_Records to process_:
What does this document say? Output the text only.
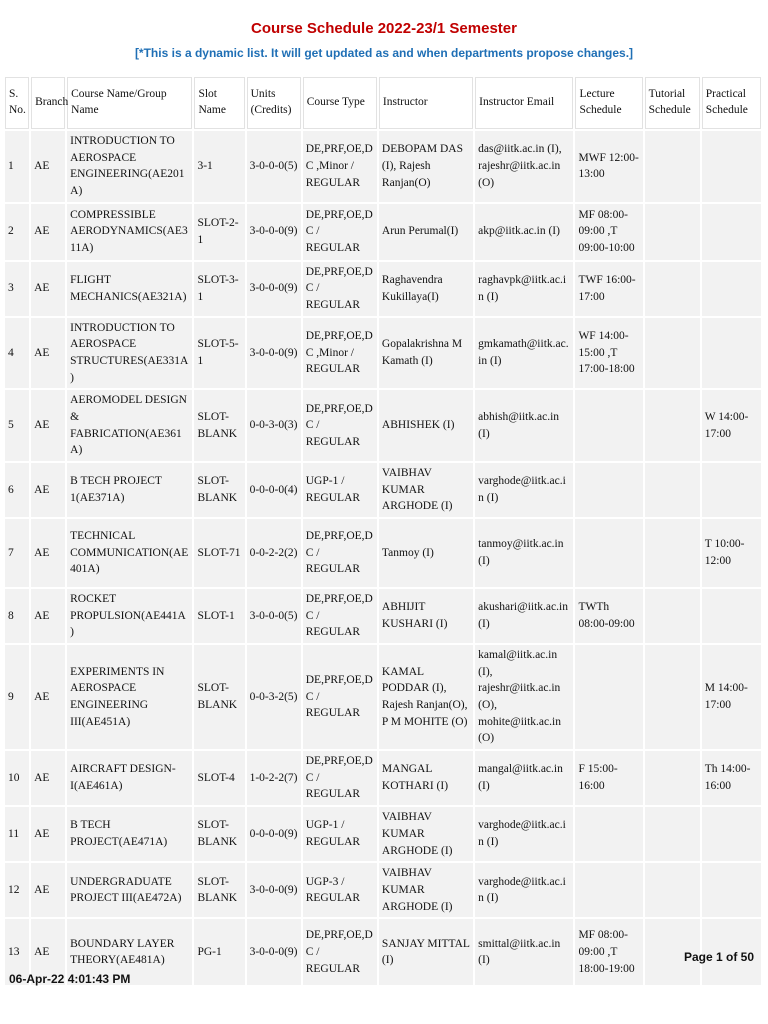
Course Schedule 2022-23/1 Semester
[*This is a dynamic list. It will get updated as and when departments propose changes.]
S. No.	Branch	Course Name/Group Name	Slot Name	Units (Credits)	Course Type	Instructor	Instructor Email	Lecture Schedule	Tutorial Schedule	Practical Schedule
1	AE	INTRODUCTION TO AEROSPACE ENGINEERING(AE201A)	3-1	3-0-0-0(5)	DE,PRF,OE,DC ,Minor / REGULAR	DEBOPAM DAS (I), Rajesh Ranjan(O)	das@iitk.ac.in (I), rajeshr@iitk.ac.in (O)	MWF 12:00-13:00		
2	AE	COMPRESSIBLE AERODYNAMICS(AE311A)	SLOT-2-1	3-0-0-0(9)	DE,PRF,OE,DC / REGULAR	Arun Perumal(I)	akp@iitk.ac.in (I)	MF 08:00-09:00 ,T 09:00-10:00		
3	AE	FLIGHT MECHANICS(AE321A)	SLOT-3-1	3-0-0-0(9)	DE,PRF,OE,DC / REGULAR	Raghavendra Kukillaya(I)	raghavpk@iitk.ac.in (I)	TWF 16:00-17:00		
4	AE	INTRODUCTION TO AEROSPACE STRUCTURES(AE331A)	SLOT-5-1	3-0-0-0(9)	DE,PRF,OE,DC ,Minor / REGULAR	Gopalakrishna M Kamath (I)	gmkamath@iitk.ac.in (I)	WF 14:00-15:00 ,T 17:00-18:00		
5	AE	AEROMODEL DESIGN & FABRICATION(AE361A)	SLOT-BLANK	0-0-3-0(3)	DE,PRF,OE,DC / REGULAR	ABHISHEK (I)	abhish@iitk.ac.in (I)			W 14:00-17:00
6	AE	B TECH PROJECT 1(AE371A)	SLOT-BLANK	0-0-0-0(4)	UGP-1 / REGULAR	VAIBHAV KUMAR ARGHODE (I)	varghode@iitk.ac.in (I)			
7	AE	TECHNICAL COMMUNICATION(AE401A)	SLOT-71	0-0-2-2(2)	DE,PRF,OE,DC / REGULAR	Tanmoy (I)	tanmoy@iitk.ac.in (I)			T 10:00-12:00
8	AE	ROCKET PROPULSION(AE441A)	SLOT-1	3-0-0-0(5)	DE,PRF,OE,DC / REGULAR	ABHIJIT KUSHARI (I)	akushari@iitk.ac.in (I)	TWTh 08:00-09:00		
9	AE	EXPERIMENTS IN AEROSPACE ENGINEERING III(AE451A)	SLOT-BLANK	0-0-3-2(5)	DE,PRF,OE,DC / REGULAR	KAMAL PODDAR (I), Rajesh Ranjan(O), P M MOHITE (O)	kamal@iitk.ac.in (I), rajeshr@iitk.ac.in (O), mohite@iitk.ac.in (O)			M 14:00-17:00
10	AE	AIRCRAFT DESIGN-I(AE461A)	SLOT-4	1-0-2-2(7)	DE,PRF,OE,DC / REGULAR	MANGAL KOTHARI (I)	mangal@iitk.ac.in (I)	F 15:00-16:00		Th 14:00-16:00
11	AE	B TECH PROJECT(AE471A)	SLOT-BLANK	0-0-0-0(9)	UGP-1 / REGULAR	VAIBHAV KUMAR ARGHODE (I)	varghode@iitk.ac.in (I)			
12	AE	UNDERGRADUATE PROJECT III(AE472A)	SLOT-BLANK	3-0-0-0(9)	UGP-3 / REGULAR	VAIBHAV KUMAR ARGHODE (I)	varghode@iitk.ac.in (I)			
13	AE	BOUNDARY LAYER THEORY(AE481A)	PG-1	3-0-0-0(9)	DE,PRF,OE,DC / REGULAR	SANJAY MITTAL (I)	smittal@iitk.ac.in (I)	MF 08:00-09:00 ,T 18:00-19:00		
Page 1 of 50
06-Apr-22 4:01:43 PM
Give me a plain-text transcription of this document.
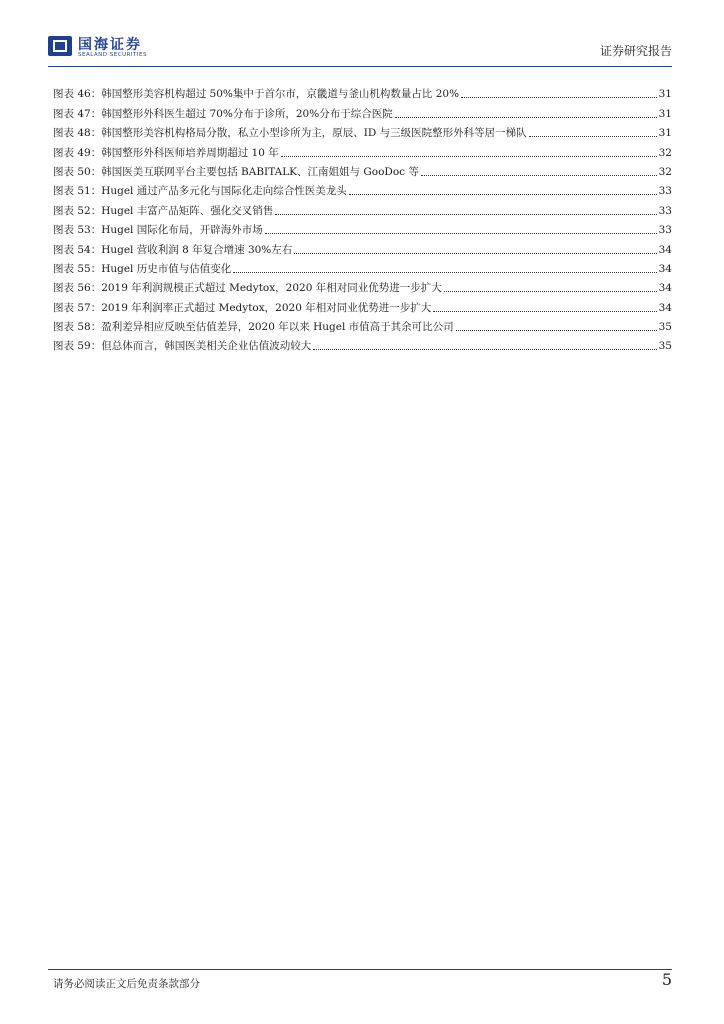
国海证券
SEALAND SECURITIES	证券研究报告
图表 46：韩国整形美容机构超过 50%集中于首尔市，京畿道与釜山机构数量占比 20%	31
图表 47：韩国整形外科医生超过 70%分布于诊所，20%分布于综合医院	31
图表 48：韩国整形美容机构格局分散，私立小型诊所为主，原辰、ID 与三级医院整形外科等居一梯队	31
图表 49：韩国整形外科医师培养周期超过 10 年	32
图表 50：韩国医美互联网平台主要包括 BABITALK、江南姐姐与 GooDoc 等	32
图表 51：Hugel 通过产品多元化与国际化走向综合性医美龙头	33
图表 52：Hugel 丰富产品矩阵、强化交叉销售	33
图表 53：Hugel 国际化布局，开辟海外市场	33
图表 54：Hugel 营收利润 8 年复合增速 30%左右	34
图表 55：Hugel 历史市值与估值变化	34
图表 56：2019 年利润规模正式超过 Medytox，2020 年相对同业优势进一步扩大	34
图表 57：2019 年利润率正式超过 Medytox，2020 年相对同业优势进一步扩大	34
图表 58：盈利差异相应反映至估值差异，2020 年以来 Hugel 市值高于其余可比公司	35
图表 59：但总体而言，韩国医美相关企业估值波动较大	35
请务必阅读正文后免责条款部分	5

_Work to do_: Show the lines of the data that hold the word "Schedule".

_Solution to this exercise_:
Course Schedule 2022-23/1 Semester
S. No.	Branch	Course Name/Group Name	Slot Name	Units (Credits)	Course Type	Instructor	Instructor Email	Lecture Schedule	Tutorial Schedule	Practical Schedule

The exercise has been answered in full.